*THE REQUEST*. The entries below should be transcribed in their entirety, exactly as written.

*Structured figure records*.
_ _ _

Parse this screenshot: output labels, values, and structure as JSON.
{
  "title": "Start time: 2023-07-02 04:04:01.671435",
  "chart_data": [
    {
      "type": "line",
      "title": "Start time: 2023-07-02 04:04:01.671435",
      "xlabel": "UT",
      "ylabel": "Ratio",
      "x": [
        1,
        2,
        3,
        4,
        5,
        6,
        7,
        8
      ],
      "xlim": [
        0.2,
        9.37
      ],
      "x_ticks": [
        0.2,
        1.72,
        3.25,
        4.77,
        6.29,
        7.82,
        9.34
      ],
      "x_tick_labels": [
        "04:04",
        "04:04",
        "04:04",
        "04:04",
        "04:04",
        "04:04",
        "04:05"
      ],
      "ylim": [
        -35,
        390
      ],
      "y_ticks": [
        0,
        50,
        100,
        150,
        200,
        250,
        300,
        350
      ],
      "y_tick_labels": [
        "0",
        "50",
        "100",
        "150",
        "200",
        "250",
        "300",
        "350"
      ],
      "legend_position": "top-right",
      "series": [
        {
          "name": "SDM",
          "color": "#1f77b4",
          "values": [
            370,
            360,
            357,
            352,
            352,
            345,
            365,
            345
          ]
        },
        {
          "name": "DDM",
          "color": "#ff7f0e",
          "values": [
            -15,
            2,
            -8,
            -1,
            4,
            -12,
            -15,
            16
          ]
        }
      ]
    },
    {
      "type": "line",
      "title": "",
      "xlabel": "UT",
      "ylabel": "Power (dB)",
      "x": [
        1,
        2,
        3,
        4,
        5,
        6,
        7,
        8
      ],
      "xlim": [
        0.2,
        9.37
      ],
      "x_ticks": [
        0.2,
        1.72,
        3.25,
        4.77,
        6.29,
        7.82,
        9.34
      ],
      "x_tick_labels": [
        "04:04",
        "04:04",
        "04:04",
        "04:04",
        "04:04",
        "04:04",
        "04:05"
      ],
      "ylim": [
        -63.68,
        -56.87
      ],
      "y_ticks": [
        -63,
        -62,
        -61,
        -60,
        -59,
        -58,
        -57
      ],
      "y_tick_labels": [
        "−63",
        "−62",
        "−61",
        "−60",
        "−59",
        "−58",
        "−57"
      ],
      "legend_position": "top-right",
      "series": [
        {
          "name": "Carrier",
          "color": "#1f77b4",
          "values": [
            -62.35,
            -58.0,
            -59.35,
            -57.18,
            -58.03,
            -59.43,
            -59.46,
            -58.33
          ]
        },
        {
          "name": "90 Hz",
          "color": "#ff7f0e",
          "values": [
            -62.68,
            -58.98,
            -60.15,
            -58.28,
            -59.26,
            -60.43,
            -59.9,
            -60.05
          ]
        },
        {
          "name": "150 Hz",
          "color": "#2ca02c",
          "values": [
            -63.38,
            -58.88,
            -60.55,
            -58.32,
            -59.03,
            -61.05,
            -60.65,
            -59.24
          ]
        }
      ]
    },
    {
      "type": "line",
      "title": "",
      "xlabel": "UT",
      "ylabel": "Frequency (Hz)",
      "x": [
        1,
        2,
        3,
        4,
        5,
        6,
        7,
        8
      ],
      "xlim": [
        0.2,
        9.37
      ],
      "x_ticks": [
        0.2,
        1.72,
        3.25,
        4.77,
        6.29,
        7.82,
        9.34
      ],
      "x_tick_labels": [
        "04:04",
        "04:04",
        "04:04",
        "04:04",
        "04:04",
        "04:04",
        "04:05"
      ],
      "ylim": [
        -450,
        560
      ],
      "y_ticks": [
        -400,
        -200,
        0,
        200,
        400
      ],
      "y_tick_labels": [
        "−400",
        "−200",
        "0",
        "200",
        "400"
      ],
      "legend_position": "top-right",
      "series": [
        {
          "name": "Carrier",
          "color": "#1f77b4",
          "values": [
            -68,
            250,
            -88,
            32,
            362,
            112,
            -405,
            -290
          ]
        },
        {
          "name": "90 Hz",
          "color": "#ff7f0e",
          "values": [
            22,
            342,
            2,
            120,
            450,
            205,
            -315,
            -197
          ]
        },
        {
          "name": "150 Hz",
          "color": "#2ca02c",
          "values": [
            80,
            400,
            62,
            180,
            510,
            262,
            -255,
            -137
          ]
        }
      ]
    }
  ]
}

_ _ _

*TASK RESPONSE*.
Parse this screenshot: output labels, values, and structure as JSON.
{
  "title": "Start time: 2023-07-02 04:04:01.671435",
  "chart_data": [
    {
      "type": "line",
      "title": "Start time: 2023-07-02 04:04:01.671435",
      "xlabel": "UT",
      "ylabel": "Ratio",
      "x": [
        1,
        2,
        3,
        4,
        5,
        6,
        7,
        8
      ],
      "xlim": [
        0.2,
        9.37
      ],
      "x_ticks": [
        0.2,
        1.72,
        3.25,
        4.77,
        6.29,
        7.82,
        9.34
      ],
      "x_tick_labels": [
        "04:04",
        "04:04",
        "04:04",
        "04:04",
        "04:04",
        "04:04",
        "04:05"
      ],
      "ylim": [
        -35,
        390
      ],
      "y_ticks": [
        0,
        50,
        100,
        150,
        200,
        250,
        300,
        350
      ],
      "y_tick_labels": [
        "0",
        "50",
        "100",
        "150",
        "200",
        "250",
        "300",
        "350"
      ],
      "legend_position": "top-right",
      "series": [
        {
          "name": "SDM",
          "color": "#1f77b4",
          "values": [
            370,
            360,
            357,
            352,
            352,
            345,
            365,
            345
          ]
        },
        {
          "name": "DDM",
          "color": "#ff7f0e",
          "values": [
            -15,
            2,
            -8,
            -1,
            4,
            -12,
            -15,
            16
          ]
        }
      ]
    },
    {
      "type": "line",
      "title": "",
      "xlabel": "UT",
      "ylabel": "Power (dB)",
      "x": [
        1,
        2,
        3,
        4,
        5,
        6,
        7,
        8
      ],
      "xlim": [
        0.2,
        9.37
      ],
      "x_ticks": [
        0.2,
        1.72,
        3.25,
        4.77,
        6.29,
        7.82,
        9.34
      ],
      "x_tick_labels": [
        "04:04",
        "04:04",
        "04:04",
        "04:04",
        "04:04",
        "04:04",
        "04:05"
      ],
      "ylim": [
        -63.68,
        -56.87
      ],
      "y_ticks": [
        -63,
        -62,
        -61,
        -60,
        -59,
        -58,
        -57
      ],
      "y_tick_labels": [
        "−63",
        "−62",
        "−61",
        "−60",
        "−59",
        "−58",
        "−57"
      ],
      "legend_position": "top-right",
      "series": [
        {
          "name": "Carrier",
          "color": "#1f77b4",
          "values": [
            -62.35,
            -58.0,
            -59.35,
            -57.18,
            -58.03,
            -59.43,
            -59.46,
            -58.33
          ]
        },
        {
          "name": "90 Hz",
          "color": "#ff7f0e",
          "values": [
            -62.68,
            -58.98,
            -60.15,
            -58.28,
            -59.26,
            -60.43,
            -59.9,
            -60.05
          ]
        },
        {
          "name": "150 Hz",
          "color": "#2ca02c",
          "values": [
            -63.38,
            -58.88,
            -60.55,
            -58.32,
            -59.03,
            -61.05,
            -60.65,
            -59.24
          ]
        }
      ]
    },
    {
      "type": "line",
      "title": "",
      "xlabel": "UT",
      "ylabel": "Frequency (Hz)",
      "x": [
        1,
        2,
        3,
        4,
        5,
        6,
        7,
        8
      ],
      "xlim": [
        0.2,
        9.37
      ],
      "x_ticks": [
        0.2,
        1.72,
        3.25,
        4.77,
        6.29,
        7.82,
        9.34
      ],
      "x_tick_labels": [
        "04:04",
        "04:04",
        "04:04",
        "04:04",
        "04:04",
        "04:04",
        "04:05"
      ],
      "ylim": [
        -450,
        560
      ],
      "y_ticks": [
        -400,
        -200,
        0,
        200,
        400
      ],
      "y_tick_labels": [
        "−400",
        "−200",
        "0",
        "200",
        "400"
      ],
      "legend_position": "top-right",
      "series": [
        {
          "name": "Carrier",
          "color": "#1f77b4",
          "values": [
            -68,
            250,
            -88,
            32,
            362,
            112,
            -405,
            -290
          ]
        },
        {
          "name": "90 Hz",
          "color": "#ff7f0e",
          "values": [
            22,
            342,
            2,
            120,
            450,
            205,
            -315,
            -197
          ]
        },
        {
          "name": "150 Hz",
          "color": "#2ca02c",
          "values": [
            80,
            400,
            62,
            180,
            510,
            262,
            -255,
            -137
          ]
        }
      ]
    }
  ]
}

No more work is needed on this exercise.